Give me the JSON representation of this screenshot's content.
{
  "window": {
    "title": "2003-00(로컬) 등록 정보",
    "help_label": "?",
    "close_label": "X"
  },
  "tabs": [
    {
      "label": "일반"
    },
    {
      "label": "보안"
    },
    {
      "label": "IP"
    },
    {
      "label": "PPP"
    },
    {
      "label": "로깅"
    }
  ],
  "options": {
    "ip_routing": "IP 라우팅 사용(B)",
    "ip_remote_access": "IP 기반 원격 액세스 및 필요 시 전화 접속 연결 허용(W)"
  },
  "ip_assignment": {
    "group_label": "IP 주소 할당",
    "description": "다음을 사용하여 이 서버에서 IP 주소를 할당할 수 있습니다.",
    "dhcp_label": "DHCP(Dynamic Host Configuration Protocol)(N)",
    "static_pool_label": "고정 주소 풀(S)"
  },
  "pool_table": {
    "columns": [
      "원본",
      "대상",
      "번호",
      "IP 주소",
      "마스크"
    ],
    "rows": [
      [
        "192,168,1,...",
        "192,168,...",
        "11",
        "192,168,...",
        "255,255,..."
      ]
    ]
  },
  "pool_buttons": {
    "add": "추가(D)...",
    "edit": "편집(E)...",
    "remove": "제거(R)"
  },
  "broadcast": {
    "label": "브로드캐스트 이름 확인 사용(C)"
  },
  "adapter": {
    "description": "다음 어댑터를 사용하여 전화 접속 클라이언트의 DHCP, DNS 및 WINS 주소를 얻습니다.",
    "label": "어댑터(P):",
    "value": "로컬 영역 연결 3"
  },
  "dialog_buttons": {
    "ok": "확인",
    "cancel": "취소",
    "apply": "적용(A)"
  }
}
_ _ _ _
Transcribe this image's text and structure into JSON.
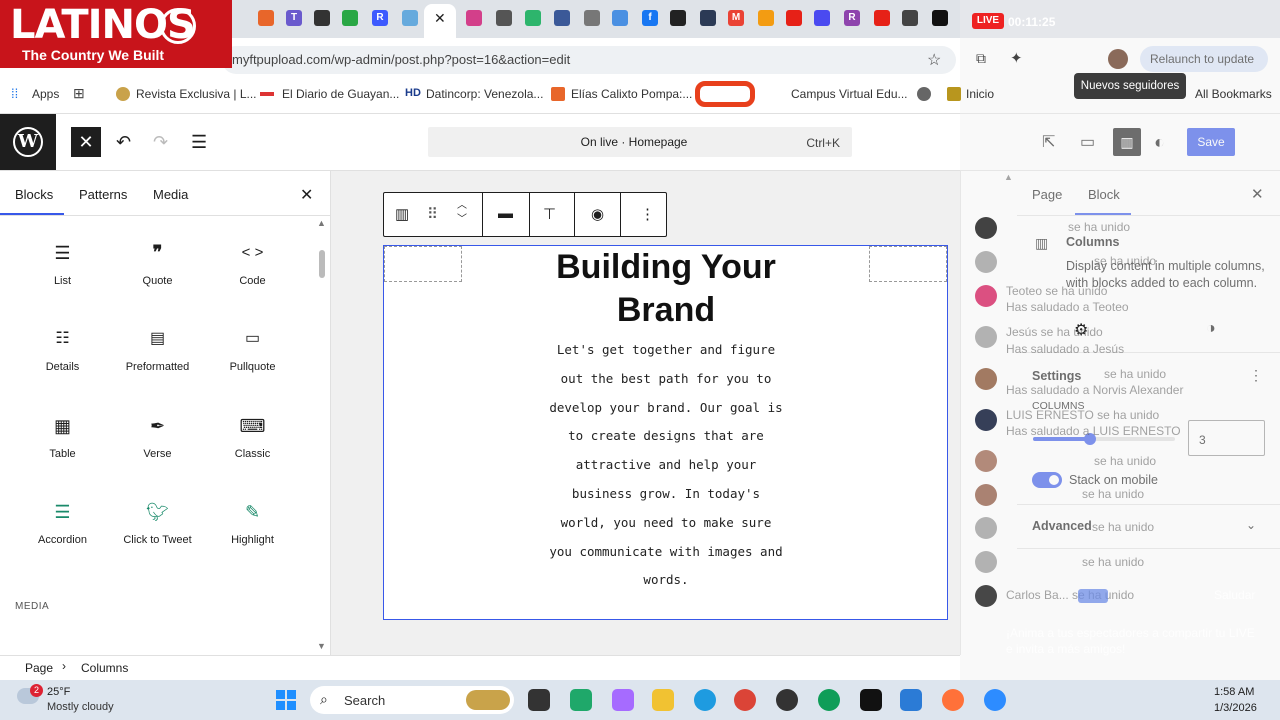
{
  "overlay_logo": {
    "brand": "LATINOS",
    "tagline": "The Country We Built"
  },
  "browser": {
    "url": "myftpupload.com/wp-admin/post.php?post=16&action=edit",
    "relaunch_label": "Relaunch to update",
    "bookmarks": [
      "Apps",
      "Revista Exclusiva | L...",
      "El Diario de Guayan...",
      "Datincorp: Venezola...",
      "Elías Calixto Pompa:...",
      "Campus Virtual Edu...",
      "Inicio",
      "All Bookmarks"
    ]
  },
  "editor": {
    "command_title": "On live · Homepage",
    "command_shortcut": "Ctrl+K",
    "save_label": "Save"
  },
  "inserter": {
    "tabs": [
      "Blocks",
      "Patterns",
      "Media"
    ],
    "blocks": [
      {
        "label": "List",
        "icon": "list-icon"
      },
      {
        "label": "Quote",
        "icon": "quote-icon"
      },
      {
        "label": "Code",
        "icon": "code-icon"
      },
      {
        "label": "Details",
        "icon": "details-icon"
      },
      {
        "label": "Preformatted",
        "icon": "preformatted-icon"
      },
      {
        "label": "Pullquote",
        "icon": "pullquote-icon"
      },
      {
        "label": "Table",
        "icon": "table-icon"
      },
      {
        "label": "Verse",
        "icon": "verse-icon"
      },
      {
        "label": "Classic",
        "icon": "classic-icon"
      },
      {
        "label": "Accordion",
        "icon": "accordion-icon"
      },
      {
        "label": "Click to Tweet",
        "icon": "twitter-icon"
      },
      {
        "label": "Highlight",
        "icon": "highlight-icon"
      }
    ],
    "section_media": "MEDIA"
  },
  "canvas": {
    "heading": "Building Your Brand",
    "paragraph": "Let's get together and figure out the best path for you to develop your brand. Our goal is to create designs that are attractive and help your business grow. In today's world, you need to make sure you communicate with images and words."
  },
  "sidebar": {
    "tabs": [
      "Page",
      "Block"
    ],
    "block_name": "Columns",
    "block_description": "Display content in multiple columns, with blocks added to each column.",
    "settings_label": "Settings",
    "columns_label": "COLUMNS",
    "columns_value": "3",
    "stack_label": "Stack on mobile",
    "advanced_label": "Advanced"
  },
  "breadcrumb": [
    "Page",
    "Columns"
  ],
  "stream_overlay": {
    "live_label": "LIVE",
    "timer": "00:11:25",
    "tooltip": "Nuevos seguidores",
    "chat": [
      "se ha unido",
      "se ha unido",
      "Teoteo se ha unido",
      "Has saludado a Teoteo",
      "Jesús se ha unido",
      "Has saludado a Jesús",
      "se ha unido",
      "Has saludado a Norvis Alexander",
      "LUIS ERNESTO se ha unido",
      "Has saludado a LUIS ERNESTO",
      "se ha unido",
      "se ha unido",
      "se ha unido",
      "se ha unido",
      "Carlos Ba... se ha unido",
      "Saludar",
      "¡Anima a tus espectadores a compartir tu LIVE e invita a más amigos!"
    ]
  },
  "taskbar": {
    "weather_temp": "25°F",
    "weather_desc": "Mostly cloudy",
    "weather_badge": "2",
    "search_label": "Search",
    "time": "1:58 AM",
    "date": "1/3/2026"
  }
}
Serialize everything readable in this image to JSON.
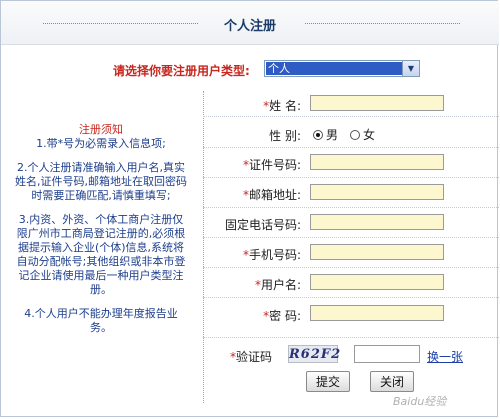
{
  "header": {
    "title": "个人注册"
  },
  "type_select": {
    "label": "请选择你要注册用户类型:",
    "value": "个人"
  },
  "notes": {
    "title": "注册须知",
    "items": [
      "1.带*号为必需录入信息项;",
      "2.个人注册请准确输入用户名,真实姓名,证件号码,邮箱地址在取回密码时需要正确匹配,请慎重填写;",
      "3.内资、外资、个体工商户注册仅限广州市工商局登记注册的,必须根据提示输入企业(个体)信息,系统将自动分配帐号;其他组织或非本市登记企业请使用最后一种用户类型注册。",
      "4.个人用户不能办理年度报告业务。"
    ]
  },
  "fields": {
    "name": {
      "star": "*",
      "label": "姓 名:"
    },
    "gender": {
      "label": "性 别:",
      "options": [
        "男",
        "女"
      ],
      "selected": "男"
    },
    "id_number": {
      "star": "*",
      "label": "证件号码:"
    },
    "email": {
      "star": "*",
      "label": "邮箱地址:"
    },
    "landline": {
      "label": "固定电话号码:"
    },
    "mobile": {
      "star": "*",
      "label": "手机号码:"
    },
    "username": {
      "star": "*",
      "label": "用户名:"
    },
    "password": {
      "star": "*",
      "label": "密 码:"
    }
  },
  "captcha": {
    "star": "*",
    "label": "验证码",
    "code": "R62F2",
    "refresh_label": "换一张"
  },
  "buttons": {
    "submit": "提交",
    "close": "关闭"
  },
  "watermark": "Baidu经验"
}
_ _ _ _
WORK REQUIRED:
Scan the material line by line and report each one that contains "content".

RESPONSE TO THIS TASK:
Give me the JSON representation of this screenshot's content.
    "block_description": "Display content in multiple columns, with blocks added to each column.",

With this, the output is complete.